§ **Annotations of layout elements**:
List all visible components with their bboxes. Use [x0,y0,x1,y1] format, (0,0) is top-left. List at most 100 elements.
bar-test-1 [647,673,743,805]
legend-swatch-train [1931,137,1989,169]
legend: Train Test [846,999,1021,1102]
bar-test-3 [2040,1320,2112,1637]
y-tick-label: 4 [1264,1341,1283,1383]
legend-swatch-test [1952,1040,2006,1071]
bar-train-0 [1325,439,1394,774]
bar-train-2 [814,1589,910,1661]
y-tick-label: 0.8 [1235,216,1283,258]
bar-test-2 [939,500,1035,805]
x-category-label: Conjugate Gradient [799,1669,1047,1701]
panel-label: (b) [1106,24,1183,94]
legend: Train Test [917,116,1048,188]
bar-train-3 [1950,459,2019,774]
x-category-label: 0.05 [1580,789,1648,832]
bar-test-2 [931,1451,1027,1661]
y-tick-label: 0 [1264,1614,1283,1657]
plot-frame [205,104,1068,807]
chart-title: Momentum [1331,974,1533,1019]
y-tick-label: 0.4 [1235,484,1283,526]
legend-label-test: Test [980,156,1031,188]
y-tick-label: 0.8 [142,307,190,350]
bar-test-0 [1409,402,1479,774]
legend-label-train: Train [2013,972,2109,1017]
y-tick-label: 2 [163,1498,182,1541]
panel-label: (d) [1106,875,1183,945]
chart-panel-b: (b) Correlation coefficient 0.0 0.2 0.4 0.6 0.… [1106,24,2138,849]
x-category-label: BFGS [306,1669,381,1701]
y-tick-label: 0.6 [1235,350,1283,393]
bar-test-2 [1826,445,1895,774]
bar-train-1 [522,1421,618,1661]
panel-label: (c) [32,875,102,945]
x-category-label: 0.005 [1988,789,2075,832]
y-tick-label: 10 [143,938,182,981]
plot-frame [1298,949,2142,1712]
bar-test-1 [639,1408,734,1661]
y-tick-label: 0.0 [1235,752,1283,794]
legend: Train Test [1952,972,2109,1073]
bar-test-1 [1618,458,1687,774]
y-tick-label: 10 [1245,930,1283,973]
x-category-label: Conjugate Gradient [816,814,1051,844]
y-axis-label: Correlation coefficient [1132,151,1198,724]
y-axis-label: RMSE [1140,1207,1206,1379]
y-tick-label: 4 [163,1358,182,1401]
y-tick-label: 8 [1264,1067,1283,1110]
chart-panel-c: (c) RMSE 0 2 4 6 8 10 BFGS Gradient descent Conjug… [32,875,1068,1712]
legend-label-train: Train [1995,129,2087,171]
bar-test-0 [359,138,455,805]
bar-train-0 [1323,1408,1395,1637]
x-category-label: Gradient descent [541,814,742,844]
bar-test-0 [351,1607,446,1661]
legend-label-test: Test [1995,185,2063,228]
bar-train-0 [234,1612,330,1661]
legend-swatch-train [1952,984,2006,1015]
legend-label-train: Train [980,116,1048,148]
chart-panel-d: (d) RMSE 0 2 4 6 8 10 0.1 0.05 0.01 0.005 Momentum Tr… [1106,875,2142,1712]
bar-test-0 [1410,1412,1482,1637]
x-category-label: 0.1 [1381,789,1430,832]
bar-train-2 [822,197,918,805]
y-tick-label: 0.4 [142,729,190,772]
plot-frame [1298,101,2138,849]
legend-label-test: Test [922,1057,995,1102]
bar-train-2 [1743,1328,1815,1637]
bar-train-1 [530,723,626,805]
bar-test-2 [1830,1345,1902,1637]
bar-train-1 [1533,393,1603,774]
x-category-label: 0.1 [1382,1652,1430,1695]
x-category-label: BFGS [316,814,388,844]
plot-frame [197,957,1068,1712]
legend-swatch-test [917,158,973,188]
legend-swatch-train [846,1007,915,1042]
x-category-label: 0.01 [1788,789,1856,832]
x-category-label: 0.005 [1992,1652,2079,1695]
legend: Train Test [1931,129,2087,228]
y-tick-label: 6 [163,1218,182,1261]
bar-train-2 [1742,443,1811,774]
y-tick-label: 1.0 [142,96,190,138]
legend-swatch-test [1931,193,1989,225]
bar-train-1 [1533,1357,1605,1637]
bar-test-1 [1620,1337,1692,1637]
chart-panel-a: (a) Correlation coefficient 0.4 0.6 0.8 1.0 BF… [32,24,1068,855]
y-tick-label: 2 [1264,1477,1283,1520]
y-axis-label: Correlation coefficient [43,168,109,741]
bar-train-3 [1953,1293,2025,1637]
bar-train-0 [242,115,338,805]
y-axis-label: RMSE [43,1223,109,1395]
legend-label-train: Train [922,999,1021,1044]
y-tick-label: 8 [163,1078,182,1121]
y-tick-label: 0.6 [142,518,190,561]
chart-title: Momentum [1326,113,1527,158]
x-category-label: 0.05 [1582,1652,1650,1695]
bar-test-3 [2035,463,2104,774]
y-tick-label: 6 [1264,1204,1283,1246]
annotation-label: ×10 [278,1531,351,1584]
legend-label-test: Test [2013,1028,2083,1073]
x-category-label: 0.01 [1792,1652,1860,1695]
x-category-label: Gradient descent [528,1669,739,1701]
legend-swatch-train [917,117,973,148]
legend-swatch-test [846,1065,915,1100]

§ **STATED PROBLEM**: Please set out the material from its first line through the line containing "bar-train-2 [814,1589,910,1661]" as a JSON list of strings, one string per line, with blank lines left out.

§ **ANSWER TO THIS TASK**:
[
  "List all visible components with their bboxes. Use [x0,y0,x1,y1] format, (0,0) is top-left. List at most 100 elements.",
  "bar-test-1 [647,673,743,805]",
  "legend-swatch-train [1931,137,1989,169]",
  "legend: Train Test [846,999,1021,1102]",
  "bar-test-3 [2040,1320,2112,1637]",
  "y-tick-label: 4 [1264,1341,1283,1383]",
  "legend-swatch-test [1952,1040,2006,1071]",
  "bar-train-0 [1325,439,1394,774]",
  "bar-train-2 [814,1589,910,1661]"
]